▶ _Given information_:
__________
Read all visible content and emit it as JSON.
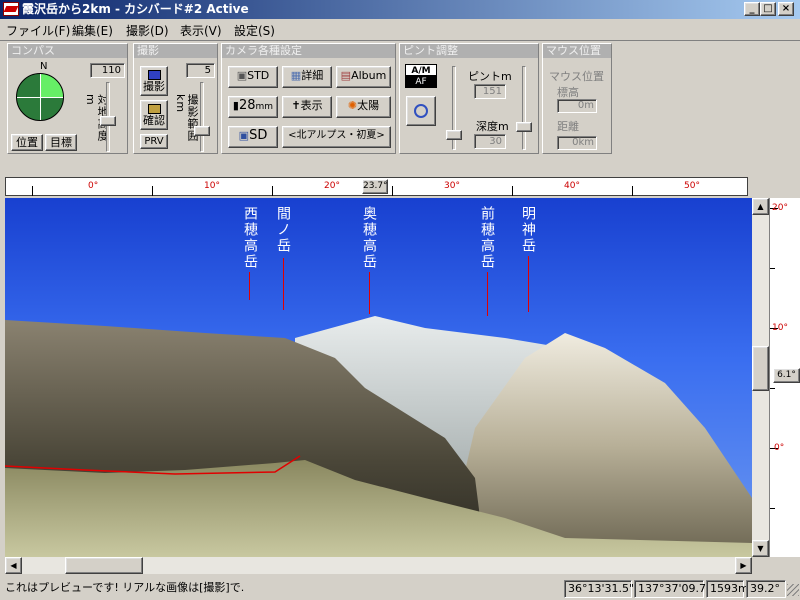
{
  "window": {
    "title": "霞沢岳から2km - カシバード#2 Active"
  },
  "menu": [
    "ファイル(F)",
    "編集(E)",
    "撮影(D)",
    "表示(V)",
    "設定(S)"
  ],
  "compass": {
    "title": "コンパス",
    "north": "N",
    "relative_height": "110",
    "height_label": "対地高度m",
    "buttons": [
      "位置",
      "目標"
    ]
  },
  "shoot": {
    "title": "撮影",
    "range": "5",
    "range_label": "撮影範囲km",
    "shoot_btn": "撮影",
    "confirm_btn": "確認",
    "prv": "PRV"
  },
  "camera": {
    "title": "カメラ各種設定",
    "std": "STD",
    "detail": "詳細",
    "album": "Album",
    "lens": "28",
    "lens_unit": "mm",
    "display": "表示",
    "sun": "太陽",
    "sd": "SD",
    "preset": "<北アルプス・初夏>"
  },
  "focus": {
    "title": "ピント調整",
    "am": "A/M",
    "af": "AF",
    "focus_label": "ピントm",
    "focus_value": "151",
    "depth_label": "深度m",
    "depth_value": "30"
  },
  "mouse": {
    "title": "マウス位置",
    "pos_label": "マウス位置",
    "height_label": "標高",
    "height_value": "0m",
    "dist_label": "距離",
    "dist_value": "0km"
  },
  "ruler": {
    "labels": [
      "0°",
      "10°",
      "20°",
      "30°",
      "40°",
      "50°"
    ],
    "current": "23.7°"
  },
  "peaks": [
    {
      "name": "西穂高岳"
    },
    {
      "name": "間ノ岳"
    },
    {
      "name": "奥穂高岳"
    },
    {
      "name": "前穂高岳"
    },
    {
      "name": "明神岳"
    }
  ],
  "elevation": {
    "labels": [
      "20°",
      "10°",
      "0°"
    ],
    "current": "6.1°"
  },
  "status": {
    "message": "これはプレビューです! リアルな画像は[撮影]で.",
    "lat": "36°13'31.5\"",
    "lon": "137°37'09.7\"",
    "alt": "1593m",
    "angle": "39.2°"
  },
  "colors": {
    "titlebar": "#0a246a",
    "sky": "#1840d0",
    "marker": "#e00000"
  }
}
__________
▶ _Task to carry out_:
Output each line exactly; omit every picture.

▶ _Final result_:
Read all visible content and emit it as JSON.
{
  "window": {
    "title": "霞沢岳から2km - カシバード#2 Active"
  },
  "menu": [
    "ファイル(F)",
    "編集(E)",
    "撮影(D)",
    "表示(V)",
    "設定(S)"
  ],
  "compass": {
    "title": "コンパス",
    "north": "N",
    "relative_height": "110",
    "height_label": "対地高度m",
    "buttons": [
      "位置",
      "目標"
    ]
  },
  "shoot": {
    "title": "撮影",
    "range": "5",
    "range_label": "撮影範囲km",
    "shoot_btn": "撮影",
    "confirm_btn": "確認",
    "prv": "PRV"
  },
  "camera": {
    "title": "カメラ各種設定",
    "std": "STD",
    "detail": "詳細",
    "album": "Album",
    "lens": "28",
    "lens_unit": "mm",
    "display": "表示",
    "sun": "太陽",
    "sd": "SD",
    "preset": "<北アルプス・初夏>"
  },
  "focus": {
    "title": "ピント調整",
    "am": "A/M",
    "af": "AF",
    "focus_label": "ピントm",
    "focus_value": "151",
    "depth_label": "深度m",
    "depth_value": "30"
  },
  "mouse": {
    "title": "マウス位置",
    "pos_label": "マウス位置",
    "height_label": "標高",
    "height_value": "0m",
    "dist_label": "距離",
    "dist_value": "0km"
  },
  "ruler": {
    "labels": [
      "0°",
      "10°",
      "20°",
      "30°",
      "40°",
      "50°"
    ],
    "current": "23.7°"
  },
  "peaks": [
    {
      "name": "西穂高岳"
    },
    {
      "name": "間ノ岳"
    },
    {
      "name": "奥穂高岳"
    },
    {
      "name": "前穂高岳"
    },
    {
      "name": "明神岳"
    }
  ],
  "elevation": {
    "labels": [
      "20°",
      "10°",
      "0°"
    ],
    "current": "6.1°"
  },
  "status": {
    "message": "これはプレビューです! リアルな画像は[撮影]で.",
    "lat": "36°13'31.5\"",
    "lon": "137°37'09.7\"",
    "alt": "1593m",
    "angle": "39.2°"
  },
  "colors": {
    "titlebar": "#0a246a",
    "sky": "#1840d0",
    "marker": "#e00000"
  }
}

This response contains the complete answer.